• **Excerpt provided**:
Distinguished Member
The subs were designed with studios in mind - hence no 12v triggers, and why there is no auto standby when connected with balanced XLR cables.

Nice review RD!


Well-known Member
^ Thanks for checking it out, David!

I heard about the reason behind the 12V trigger omission but seeing as these are consumer products a trigger inclusion would have been a nice addition ;) But it's nothing major.


Well-known Member
^ I'm not taking about what studios buy or what functions they may/may not be in need of. Yes, that might be the reason behind the omission, but that's still irrelevant here. This whole speaker line, and my review, is consumer related. Hence, I am using it in my home as a consumer, as would most people who visit this site to begin with. I am not a studio who bought a studio product. Even though we can't always have it all the fact that a 12V trigger is not part of the DXD line-up is an omisson however you choose to look at it. If you personally use that function or not is another issue. I normally would personally, because it offers the most energy-efficient solution and in some cases a more reliable start-up and shut-off.

Member 116841

Distinguished Member
No disrespect intended Ricky, but maybe a little more research would've unearthed this fact before your purchase - or at least a one on one with a dealer to point these things out - unfortunately, this doesn't seem to be the case in the UK.

• **Supplied material**:
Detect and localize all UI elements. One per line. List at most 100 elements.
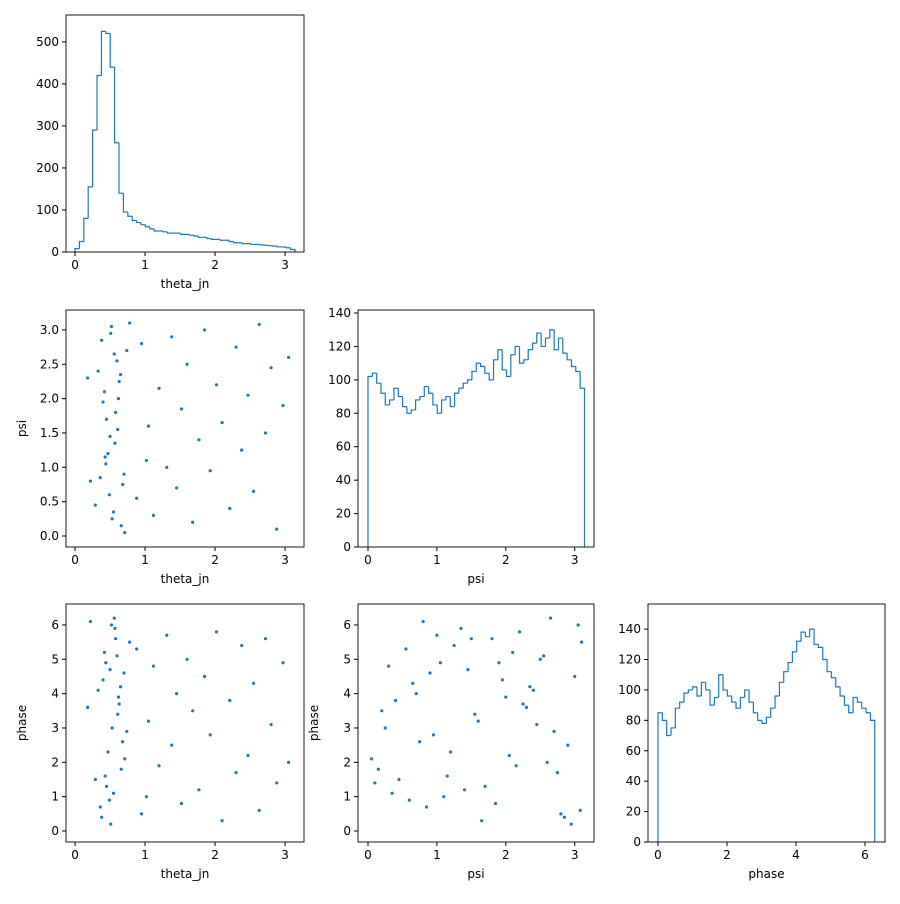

• **Tasks to carry out**:
[1] Answer these about the subwoofer discussion:
(a) What were the subs designed with in mind, according to the first post?
(b) What is missing when the subs are connected with balanced XLR cables?
(c) What two benefits does the poster who wrote the review say a 12V trigger offers?
[2] Return a word-for-word copy of the subwoofer discussion, beginning at the words "Nice review RD!" and stopping after "it's nothing major.".
The data plays no part in the work here.

• **Answers provided**:
[1]
(a) Studios.
(b) Auto standby.
(c) The most energy-efficient solution and, in some cases, a more reliable start-up and shut-off.

[2]
Nice review RD!


Well-known Member
^ Thanks for checking it out, David!

I heard about the reason behind the 12V trigger omission but seeing as these are consumer products a trigger inclusion would have been a nice addition ;) But it's nothing major.